CHALLENGE: Identify all lines of the data containing the string "text" and copy them.

[Items listed in a dataset]
* begin *

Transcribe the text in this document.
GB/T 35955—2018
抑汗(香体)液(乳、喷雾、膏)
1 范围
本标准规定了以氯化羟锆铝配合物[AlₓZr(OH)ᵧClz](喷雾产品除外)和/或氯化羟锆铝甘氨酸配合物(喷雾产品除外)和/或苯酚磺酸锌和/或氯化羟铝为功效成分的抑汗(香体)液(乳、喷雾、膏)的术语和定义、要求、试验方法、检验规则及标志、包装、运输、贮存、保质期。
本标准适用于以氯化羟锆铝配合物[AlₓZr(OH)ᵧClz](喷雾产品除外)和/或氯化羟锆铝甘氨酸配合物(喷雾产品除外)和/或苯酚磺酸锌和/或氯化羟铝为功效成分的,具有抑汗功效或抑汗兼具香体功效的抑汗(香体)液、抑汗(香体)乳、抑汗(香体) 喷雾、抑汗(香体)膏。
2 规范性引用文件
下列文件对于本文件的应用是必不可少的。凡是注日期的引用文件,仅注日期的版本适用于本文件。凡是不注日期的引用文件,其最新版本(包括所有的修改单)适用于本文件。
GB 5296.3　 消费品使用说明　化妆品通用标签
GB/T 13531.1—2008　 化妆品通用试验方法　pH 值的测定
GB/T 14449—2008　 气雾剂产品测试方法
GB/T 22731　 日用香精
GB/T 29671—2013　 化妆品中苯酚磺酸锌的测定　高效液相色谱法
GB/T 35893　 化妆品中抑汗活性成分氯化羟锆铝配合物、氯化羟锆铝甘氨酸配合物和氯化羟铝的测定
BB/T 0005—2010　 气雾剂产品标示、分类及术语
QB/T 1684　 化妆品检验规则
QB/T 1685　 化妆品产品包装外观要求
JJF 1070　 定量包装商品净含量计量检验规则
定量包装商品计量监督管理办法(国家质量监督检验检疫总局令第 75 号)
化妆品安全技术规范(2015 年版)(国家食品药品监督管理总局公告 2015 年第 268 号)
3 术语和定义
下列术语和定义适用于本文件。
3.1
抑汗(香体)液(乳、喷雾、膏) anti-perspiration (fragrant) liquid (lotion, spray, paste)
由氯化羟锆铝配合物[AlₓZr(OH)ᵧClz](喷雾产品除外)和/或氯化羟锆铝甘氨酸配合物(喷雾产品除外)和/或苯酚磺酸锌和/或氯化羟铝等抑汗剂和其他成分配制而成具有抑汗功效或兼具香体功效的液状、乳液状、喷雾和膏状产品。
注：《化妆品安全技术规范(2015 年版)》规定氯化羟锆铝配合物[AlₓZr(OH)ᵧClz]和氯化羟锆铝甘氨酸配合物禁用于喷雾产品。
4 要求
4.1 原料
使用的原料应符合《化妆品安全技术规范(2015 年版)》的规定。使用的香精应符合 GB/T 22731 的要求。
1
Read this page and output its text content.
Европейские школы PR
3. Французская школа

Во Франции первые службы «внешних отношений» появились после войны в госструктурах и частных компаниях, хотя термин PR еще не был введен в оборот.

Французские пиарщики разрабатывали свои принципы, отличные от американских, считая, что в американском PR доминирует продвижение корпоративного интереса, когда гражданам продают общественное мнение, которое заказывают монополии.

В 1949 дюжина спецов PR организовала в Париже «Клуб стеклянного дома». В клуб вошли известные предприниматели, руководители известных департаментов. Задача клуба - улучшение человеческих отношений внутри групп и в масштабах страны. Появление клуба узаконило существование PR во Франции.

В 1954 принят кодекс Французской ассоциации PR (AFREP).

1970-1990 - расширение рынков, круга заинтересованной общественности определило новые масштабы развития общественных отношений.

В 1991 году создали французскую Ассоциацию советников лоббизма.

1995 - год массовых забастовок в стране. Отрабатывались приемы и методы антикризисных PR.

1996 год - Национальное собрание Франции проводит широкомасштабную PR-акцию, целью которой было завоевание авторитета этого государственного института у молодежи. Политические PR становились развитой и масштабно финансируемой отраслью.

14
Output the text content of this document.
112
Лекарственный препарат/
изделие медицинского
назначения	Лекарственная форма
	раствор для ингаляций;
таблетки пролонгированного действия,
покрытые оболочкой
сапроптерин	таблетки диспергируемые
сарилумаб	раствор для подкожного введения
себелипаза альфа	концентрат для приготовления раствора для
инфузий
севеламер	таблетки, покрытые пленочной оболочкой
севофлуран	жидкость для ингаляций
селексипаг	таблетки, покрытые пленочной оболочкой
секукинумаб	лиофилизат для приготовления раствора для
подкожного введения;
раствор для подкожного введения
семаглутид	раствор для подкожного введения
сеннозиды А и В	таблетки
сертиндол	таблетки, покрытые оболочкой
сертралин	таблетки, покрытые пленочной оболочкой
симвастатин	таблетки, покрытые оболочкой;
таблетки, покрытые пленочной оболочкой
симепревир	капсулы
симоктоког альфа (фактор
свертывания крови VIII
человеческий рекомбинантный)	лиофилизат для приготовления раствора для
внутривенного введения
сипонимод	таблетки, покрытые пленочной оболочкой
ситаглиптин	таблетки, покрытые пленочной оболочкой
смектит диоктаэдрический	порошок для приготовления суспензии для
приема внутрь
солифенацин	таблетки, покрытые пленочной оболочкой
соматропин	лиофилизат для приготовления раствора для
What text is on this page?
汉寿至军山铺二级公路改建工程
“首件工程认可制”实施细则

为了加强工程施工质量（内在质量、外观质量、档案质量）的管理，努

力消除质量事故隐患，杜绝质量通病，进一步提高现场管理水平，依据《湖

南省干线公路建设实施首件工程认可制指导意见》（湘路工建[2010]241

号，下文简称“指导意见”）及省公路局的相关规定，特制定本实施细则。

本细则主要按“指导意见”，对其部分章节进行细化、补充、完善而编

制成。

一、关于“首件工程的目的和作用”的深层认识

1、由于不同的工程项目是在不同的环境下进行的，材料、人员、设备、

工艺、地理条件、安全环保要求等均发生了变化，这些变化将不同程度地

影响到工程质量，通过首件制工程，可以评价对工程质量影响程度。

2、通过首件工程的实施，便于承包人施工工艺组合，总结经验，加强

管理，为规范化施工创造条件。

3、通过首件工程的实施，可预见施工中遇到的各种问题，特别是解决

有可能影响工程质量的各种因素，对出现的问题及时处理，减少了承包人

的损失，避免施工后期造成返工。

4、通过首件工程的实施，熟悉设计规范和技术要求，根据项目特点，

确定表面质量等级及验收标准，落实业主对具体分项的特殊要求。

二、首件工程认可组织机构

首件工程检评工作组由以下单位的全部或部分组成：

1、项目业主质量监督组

* end *

ANSWER FOR THIS EXERCISE:
Transcribe the text in this document.
Read this page and output its text content.
Output the text content of this document.
What text is on this page?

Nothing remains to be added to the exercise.